EXERCISE:
Pictures are not part of the copy; reproduce the remaining data exactly.

RECORDS PROVIDED:
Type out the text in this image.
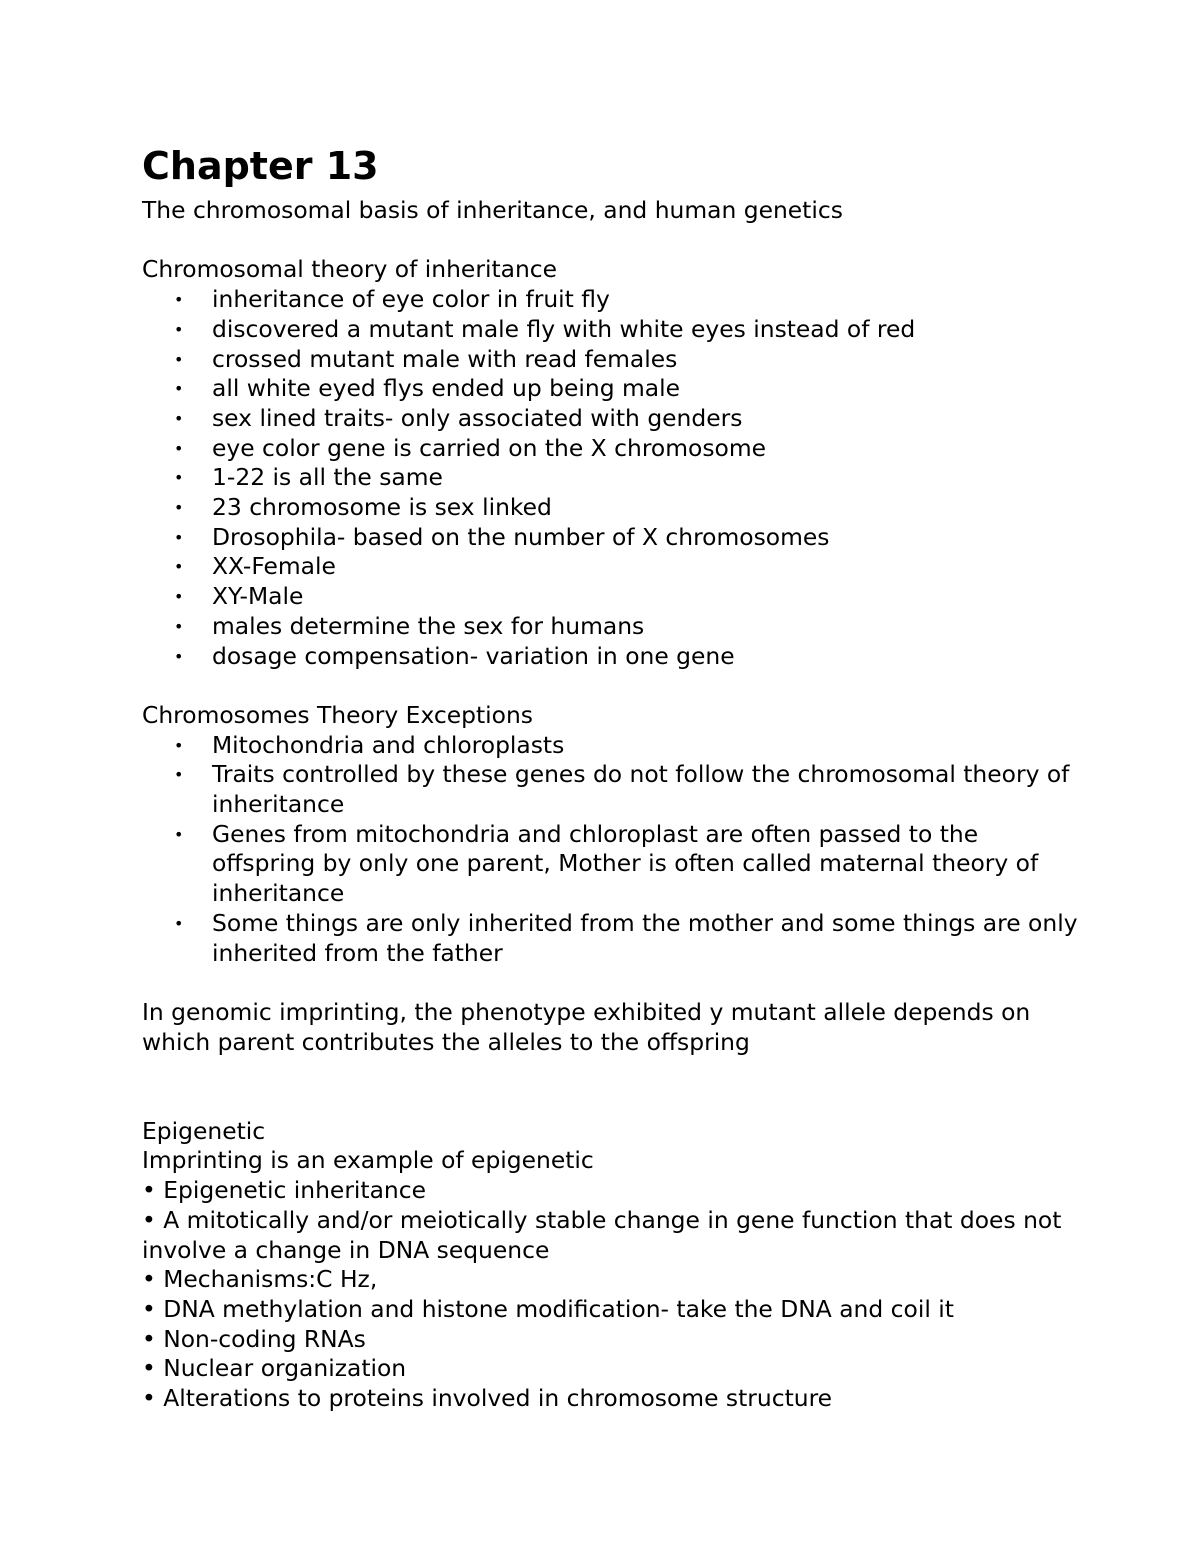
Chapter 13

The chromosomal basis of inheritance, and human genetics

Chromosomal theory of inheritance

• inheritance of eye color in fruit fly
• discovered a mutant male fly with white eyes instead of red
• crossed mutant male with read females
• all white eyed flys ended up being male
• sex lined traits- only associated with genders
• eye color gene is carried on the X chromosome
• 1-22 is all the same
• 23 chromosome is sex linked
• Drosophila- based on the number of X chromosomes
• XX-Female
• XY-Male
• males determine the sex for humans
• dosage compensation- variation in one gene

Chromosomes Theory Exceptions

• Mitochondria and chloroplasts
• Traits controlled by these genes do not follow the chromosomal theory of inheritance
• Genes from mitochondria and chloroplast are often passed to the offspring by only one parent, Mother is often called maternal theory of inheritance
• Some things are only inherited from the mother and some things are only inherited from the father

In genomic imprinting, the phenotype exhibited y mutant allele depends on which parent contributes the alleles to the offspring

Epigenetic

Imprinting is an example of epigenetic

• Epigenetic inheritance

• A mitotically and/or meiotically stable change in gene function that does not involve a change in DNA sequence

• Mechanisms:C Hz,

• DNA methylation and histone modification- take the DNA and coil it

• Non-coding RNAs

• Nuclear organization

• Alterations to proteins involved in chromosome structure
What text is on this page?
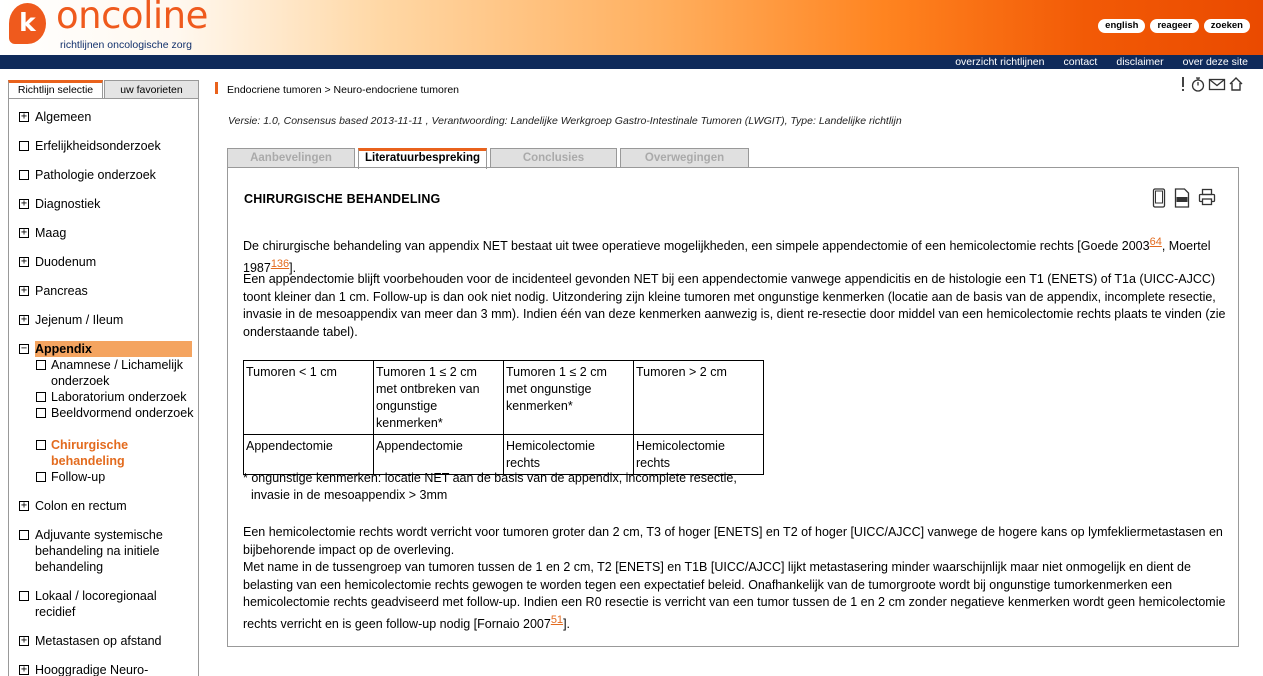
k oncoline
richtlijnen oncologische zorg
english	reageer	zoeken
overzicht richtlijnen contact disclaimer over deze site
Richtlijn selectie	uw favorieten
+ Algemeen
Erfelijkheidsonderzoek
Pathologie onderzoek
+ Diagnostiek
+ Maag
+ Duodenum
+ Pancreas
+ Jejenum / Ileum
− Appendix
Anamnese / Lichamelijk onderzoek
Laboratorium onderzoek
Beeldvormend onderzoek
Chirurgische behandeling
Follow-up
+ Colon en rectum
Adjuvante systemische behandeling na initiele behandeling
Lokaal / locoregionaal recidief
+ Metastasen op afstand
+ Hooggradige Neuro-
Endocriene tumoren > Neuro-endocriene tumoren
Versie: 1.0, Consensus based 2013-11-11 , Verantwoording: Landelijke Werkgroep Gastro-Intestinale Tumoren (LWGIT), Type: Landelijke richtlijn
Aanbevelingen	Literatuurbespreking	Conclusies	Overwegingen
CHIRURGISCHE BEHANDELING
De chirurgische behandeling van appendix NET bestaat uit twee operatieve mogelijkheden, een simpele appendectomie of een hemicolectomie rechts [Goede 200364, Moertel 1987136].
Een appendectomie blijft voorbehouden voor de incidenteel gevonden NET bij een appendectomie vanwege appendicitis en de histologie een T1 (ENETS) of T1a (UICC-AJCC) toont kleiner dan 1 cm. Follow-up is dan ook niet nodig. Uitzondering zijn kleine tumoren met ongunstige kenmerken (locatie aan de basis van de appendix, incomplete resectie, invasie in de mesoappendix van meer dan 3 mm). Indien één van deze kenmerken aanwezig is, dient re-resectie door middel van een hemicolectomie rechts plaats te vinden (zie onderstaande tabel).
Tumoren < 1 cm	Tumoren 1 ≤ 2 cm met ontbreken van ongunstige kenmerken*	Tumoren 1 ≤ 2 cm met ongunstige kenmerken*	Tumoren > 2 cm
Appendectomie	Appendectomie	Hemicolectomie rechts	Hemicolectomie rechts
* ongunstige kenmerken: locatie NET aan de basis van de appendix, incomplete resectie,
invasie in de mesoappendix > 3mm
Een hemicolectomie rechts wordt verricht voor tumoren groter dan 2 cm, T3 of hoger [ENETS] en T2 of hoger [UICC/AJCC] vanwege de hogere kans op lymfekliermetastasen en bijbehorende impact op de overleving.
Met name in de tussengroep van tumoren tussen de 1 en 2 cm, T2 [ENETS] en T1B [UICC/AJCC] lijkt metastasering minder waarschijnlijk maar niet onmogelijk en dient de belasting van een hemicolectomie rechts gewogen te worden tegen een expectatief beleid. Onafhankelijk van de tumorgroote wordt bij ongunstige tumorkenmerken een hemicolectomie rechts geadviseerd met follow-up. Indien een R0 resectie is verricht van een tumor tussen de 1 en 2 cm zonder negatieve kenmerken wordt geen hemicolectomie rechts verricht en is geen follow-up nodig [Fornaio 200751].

COMPLETED EXERCISE:
Type out the text in this image.
Chapter 13

The chromosomal basis of inheritance, and human genetics

Chromosomal theory of inheritance

• inheritance of eye color in fruit fly
• discovered a mutant male fly with white eyes instead of red
• crossed mutant male with read females
• all white eyed flys ended up being male
• sex lined traits- only associated with genders
• eye color gene is carried on the X chromosome
• 1-22 is all the same
• 23 chromosome is sex linked
• Drosophila- based on the number of X chromosomes
• XX-Female
• XY-Male
• males determine the sex for humans
• dosage compensation- variation in one gene

Chromosomes Theory Exceptions

• Mitochondria and chloroplasts
• Traits controlled by these genes do not follow the chromosomal theory of inheritance
• Genes from mitochondria and chloroplast are often passed to the offspring by only one parent, Mother is often called maternal theory of inheritance
• Some things are only inherited from the mother and some things are only inherited from the father

In genomic imprinting, the phenotype exhibited y mutant allele depends on which parent contributes the alleles to the offspring

Epigenetic

Imprinting is an example of epigenetic

• Epigenetic inheritance

• A mitotically and/or meiotically stable change in gene function that does not involve a change in DNA sequence

• Mechanisms:C Hz,

• DNA methylation and histone modification- take the DNA and coil it

• Non-coding RNAs

• Nuclear organization

• Alterations to proteins involved in chromosome structure
What text is on this page?
k oncoline
richtlijnen oncologische zorg
english	reageer	zoeken
overzicht richtlijnen contact disclaimer over deze site
Richtlijn selectie	uw favorieten
+ Algemeen
Erfelijkheidsonderzoek
Pathologie onderzoek
+ Diagnostiek
+ Maag
+ Duodenum
+ Pancreas
+ Jejenum / Ileum
− Appendix
Anamnese / Lichamelijk onderzoek
Laboratorium onderzoek
Beeldvormend onderzoek
Chirurgische behandeling
Follow-up
+ Colon en rectum
Adjuvante systemische behandeling na initiele behandeling
Lokaal / locoregionaal recidief
+ Metastasen op afstand
+ Hooggradige Neuro-
Endocriene tumoren > Neuro-endocriene tumoren
Versie: 1.0, Consensus based 2013-11-11 , Verantwoording: Landelijke Werkgroep Gastro-Intestinale Tumoren (LWGIT), Type: Landelijke richtlijn
Aanbevelingen	Literatuurbespreking	Conclusies	Overwegingen
CHIRURGISCHE BEHANDELING
De chirurgische behandeling van appendix NET bestaat uit twee operatieve mogelijkheden, een simpele appendectomie of een hemicolectomie rechts [Goede 200364, Moertel 1987136].
Een appendectomie blijft voorbehouden voor de incidenteel gevonden NET bij een appendectomie vanwege appendicitis en de histologie een T1 (ENETS) of T1a (UICC-AJCC) toont kleiner dan 1 cm. Follow-up is dan ook niet nodig. Uitzondering zijn kleine tumoren met ongunstige kenmerken (locatie aan de basis van de appendix, incomplete resectie, invasie in de mesoappendix van meer dan 3 mm). Indien één van deze kenmerken aanwezig is, dient re-resectie door middel van een hemicolectomie rechts plaats te vinden (zie onderstaande tabel).
Tumoren < 1 cm	Tumoren 1 ≤ 2 cm met ontbreken van ongunstige kenmerken*	Tumoren 1 ≤ 2 cm met ongunstige kenmerken*	Tumoren > 2 cm
Appendectomie	Appendectomie	Hemicolectomie rechts	Hemicolectomie rechts
* ongunstige kenmerken: locatie NET aan de basis van de appendix, incomplete resectie,
invasie in de mesoappendix > 3mm
Een hemicolectomie rechts wordt verricht voor tumoren groter dan 2 cm, T3 of hoger [ENETS] en T2 of hoger [UICC/AJCC] vanwege de hogere kans op lymfekliermetastasen en bijbehorende impact op de overleving.
Met name in de tussengroep van tumoren tussen de 1 en 2 cm, T2 [ENETS] en T1B [UICC/AJCC] lijkt metastasering minder waarschijnlijk maar niet onmogelijk en dient de belasting van een hemicolectomie rechts gewogen te worden tegen een expectatief beleid. Onafhankelijk van de tumorgroote wordt bij ongunstige tumorkenmerken een hemicolectomie rechts geadviseerd met follow-up. Indien een R0 resectie is verricht van een tumor tussen de 1 en 2 cm zonder negatieve kenmerken wordt geen hemicolectomie rechts verricht en is geen follow-up nodig [Fornaio 200751].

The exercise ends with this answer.